* [Written instruction]: Return the number of lines that include the string "Elevation", without any other text.

* [Records to process]:

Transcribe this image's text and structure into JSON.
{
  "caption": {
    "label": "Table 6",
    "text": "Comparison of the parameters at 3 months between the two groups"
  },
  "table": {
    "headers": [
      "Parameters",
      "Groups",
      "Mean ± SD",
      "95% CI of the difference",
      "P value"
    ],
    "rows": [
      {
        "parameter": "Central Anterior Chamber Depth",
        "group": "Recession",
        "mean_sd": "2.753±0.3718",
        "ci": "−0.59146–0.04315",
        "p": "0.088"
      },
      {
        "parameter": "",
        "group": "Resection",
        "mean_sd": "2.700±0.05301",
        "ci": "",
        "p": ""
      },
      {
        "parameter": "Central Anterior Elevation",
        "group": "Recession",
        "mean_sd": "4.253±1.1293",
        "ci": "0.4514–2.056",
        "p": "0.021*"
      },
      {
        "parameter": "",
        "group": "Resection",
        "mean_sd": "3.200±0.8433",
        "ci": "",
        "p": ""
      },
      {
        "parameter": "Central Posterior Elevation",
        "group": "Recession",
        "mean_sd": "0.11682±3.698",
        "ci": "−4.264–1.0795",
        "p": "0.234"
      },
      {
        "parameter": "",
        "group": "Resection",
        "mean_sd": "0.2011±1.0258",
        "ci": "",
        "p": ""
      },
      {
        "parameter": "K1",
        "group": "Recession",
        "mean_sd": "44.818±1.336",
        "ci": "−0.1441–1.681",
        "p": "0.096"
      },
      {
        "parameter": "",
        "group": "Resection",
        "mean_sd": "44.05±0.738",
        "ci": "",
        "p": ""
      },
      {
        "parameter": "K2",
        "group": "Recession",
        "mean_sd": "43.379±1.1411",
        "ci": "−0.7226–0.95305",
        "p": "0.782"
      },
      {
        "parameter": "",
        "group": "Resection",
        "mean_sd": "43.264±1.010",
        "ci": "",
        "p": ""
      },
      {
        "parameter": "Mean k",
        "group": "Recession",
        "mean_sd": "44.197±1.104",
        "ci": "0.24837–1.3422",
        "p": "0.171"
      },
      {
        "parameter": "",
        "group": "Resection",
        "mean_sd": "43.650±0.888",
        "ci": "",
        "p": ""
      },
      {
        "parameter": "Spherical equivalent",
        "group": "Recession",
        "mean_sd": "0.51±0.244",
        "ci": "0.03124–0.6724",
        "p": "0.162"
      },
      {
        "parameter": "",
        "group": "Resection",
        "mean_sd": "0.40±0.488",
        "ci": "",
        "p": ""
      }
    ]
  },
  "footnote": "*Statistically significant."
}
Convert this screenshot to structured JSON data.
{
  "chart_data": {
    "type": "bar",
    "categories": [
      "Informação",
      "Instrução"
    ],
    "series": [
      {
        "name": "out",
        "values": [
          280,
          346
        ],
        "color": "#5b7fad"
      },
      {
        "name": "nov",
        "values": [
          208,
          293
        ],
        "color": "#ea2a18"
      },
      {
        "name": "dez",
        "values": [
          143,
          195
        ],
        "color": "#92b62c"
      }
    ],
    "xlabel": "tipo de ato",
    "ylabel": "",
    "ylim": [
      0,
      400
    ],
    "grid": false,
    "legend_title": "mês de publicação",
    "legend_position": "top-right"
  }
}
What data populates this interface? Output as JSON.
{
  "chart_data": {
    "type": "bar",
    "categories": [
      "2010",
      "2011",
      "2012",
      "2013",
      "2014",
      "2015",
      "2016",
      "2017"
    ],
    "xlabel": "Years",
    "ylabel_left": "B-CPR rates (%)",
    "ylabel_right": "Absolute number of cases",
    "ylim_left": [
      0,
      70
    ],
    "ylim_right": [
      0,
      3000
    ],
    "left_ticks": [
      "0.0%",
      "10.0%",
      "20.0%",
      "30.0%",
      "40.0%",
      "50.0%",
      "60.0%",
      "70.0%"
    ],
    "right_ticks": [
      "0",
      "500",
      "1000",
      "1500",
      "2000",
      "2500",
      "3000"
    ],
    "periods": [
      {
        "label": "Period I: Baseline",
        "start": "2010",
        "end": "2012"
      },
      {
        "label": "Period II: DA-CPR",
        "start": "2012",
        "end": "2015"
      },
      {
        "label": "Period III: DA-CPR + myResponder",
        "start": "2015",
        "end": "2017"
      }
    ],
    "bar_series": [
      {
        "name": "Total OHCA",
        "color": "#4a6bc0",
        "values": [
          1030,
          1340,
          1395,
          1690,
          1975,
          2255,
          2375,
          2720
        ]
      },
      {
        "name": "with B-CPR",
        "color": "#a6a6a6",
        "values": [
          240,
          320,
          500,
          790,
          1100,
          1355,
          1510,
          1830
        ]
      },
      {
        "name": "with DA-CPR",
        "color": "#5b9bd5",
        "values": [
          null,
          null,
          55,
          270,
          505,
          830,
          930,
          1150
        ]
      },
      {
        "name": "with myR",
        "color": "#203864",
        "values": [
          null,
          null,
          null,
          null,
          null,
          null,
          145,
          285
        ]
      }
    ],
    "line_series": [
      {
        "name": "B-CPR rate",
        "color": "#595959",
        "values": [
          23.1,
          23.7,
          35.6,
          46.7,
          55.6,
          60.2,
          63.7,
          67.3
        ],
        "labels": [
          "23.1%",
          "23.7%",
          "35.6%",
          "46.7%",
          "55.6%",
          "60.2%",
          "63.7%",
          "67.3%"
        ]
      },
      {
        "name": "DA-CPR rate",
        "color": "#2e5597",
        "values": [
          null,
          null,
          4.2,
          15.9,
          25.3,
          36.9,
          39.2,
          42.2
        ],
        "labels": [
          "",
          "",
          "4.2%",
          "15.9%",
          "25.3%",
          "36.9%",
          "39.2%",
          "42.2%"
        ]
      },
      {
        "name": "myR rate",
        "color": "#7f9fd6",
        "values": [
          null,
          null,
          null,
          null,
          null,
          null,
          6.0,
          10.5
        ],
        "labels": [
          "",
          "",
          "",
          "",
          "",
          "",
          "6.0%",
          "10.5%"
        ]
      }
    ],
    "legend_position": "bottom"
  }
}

* [Solution for this exercise]: 2